[Begin Material for the task]
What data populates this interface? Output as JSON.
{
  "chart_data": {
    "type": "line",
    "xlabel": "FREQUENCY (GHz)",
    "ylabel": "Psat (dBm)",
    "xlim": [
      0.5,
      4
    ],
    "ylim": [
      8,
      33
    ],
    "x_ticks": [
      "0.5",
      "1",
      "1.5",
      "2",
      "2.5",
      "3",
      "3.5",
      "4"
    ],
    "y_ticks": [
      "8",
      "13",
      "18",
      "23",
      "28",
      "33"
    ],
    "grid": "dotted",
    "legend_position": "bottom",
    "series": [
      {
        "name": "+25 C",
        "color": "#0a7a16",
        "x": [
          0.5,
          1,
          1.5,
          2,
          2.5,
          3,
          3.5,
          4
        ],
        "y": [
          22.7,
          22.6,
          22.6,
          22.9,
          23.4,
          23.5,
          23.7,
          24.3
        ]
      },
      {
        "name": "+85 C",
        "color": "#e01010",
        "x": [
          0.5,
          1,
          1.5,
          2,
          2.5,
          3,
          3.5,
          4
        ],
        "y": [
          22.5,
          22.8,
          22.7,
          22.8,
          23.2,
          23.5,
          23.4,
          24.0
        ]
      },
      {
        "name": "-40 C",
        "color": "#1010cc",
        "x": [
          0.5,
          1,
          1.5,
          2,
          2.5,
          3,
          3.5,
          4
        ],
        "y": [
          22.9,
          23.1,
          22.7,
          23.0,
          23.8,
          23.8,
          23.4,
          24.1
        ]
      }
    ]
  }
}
[End Material for the task]
§ **What the exercise asks**: Every line that holds the string "color" should be returned.

§ **Complete answer**:
        "color": "#0a7a16",
        "color": "#e01010",
        "color": "#1010cc",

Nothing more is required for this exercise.